▸ **What is required**
Read the entries below and pull out each line with the string "into".

▸ **Given information**
════════════════

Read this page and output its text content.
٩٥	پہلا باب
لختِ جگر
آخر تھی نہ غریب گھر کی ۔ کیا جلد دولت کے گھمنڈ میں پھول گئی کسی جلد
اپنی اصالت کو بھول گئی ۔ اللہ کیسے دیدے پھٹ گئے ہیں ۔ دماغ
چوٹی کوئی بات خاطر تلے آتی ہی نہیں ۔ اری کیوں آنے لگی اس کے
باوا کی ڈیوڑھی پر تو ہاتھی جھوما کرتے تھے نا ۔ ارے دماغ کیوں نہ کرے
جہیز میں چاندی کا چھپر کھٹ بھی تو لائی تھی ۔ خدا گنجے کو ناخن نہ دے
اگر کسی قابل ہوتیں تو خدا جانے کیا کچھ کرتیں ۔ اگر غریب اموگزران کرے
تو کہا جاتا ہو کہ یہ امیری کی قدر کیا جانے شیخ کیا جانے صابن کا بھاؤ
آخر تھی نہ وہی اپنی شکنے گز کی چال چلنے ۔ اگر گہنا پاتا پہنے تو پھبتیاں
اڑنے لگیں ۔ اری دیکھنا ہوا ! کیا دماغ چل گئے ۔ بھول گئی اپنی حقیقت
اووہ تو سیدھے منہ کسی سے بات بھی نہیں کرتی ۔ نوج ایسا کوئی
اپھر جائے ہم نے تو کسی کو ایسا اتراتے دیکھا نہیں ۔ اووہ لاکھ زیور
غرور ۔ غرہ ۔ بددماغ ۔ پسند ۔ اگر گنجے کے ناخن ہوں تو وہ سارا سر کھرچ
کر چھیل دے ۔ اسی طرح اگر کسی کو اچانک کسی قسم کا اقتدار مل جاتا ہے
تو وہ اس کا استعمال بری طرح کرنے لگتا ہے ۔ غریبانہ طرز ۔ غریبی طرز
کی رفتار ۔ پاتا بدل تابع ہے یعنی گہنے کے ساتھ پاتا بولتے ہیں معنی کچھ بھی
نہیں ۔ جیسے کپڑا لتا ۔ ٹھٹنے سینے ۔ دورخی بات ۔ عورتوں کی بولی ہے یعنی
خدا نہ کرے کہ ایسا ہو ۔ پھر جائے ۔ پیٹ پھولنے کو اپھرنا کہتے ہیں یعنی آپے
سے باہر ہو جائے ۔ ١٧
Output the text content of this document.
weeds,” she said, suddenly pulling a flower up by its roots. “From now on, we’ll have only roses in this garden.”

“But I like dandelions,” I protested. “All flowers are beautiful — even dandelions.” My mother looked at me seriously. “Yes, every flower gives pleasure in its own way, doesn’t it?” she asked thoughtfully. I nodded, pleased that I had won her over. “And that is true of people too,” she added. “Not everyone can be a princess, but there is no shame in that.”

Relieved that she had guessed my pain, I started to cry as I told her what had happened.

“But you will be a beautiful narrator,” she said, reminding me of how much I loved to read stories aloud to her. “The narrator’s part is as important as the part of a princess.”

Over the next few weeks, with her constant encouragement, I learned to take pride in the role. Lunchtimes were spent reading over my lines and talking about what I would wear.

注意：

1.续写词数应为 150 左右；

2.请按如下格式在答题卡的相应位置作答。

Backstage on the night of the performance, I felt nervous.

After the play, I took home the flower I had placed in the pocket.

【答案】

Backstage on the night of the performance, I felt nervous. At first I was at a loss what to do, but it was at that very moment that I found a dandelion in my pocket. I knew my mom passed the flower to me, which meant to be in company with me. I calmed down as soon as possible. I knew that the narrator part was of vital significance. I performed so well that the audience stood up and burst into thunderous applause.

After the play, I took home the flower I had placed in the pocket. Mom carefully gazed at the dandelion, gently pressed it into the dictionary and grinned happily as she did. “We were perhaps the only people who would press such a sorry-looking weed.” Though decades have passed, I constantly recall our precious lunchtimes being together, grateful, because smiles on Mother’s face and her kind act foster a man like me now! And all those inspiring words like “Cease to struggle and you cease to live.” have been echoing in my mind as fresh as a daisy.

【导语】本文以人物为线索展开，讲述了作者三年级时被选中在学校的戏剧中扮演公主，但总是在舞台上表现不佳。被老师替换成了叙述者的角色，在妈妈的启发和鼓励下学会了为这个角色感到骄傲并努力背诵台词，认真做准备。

════════════════

▸ **Exercise response**
Backstage on the night of the performance, I felt nervous. At first I was at a loss what to do, but it was at that very moment that I found a dandelion in my pocket. I knew my mom passed the flower to me, which meant to be in company with me. I calmed down as soon as possible. I knew that the narrator part was of vital significance. I performed so well that the audience stood up and burst into thunderous applause.
After the play, I took home the flower I had placed in the pocket. Mom carefully gazed at the dandelion, gently pressed it into the dictionary and grinned happily as she did. “We were perhaps the only people who would press such a sorry-looking weed.” Though decades have passed, I constantly recall our precious lunchtimes being together, grateful, because smiles on Mother’s face and her kind act foster a man like me now! And all those inspiring words like “Cease to struggle and you cease to live.” have been echoing in my mind as fresh as a daisy.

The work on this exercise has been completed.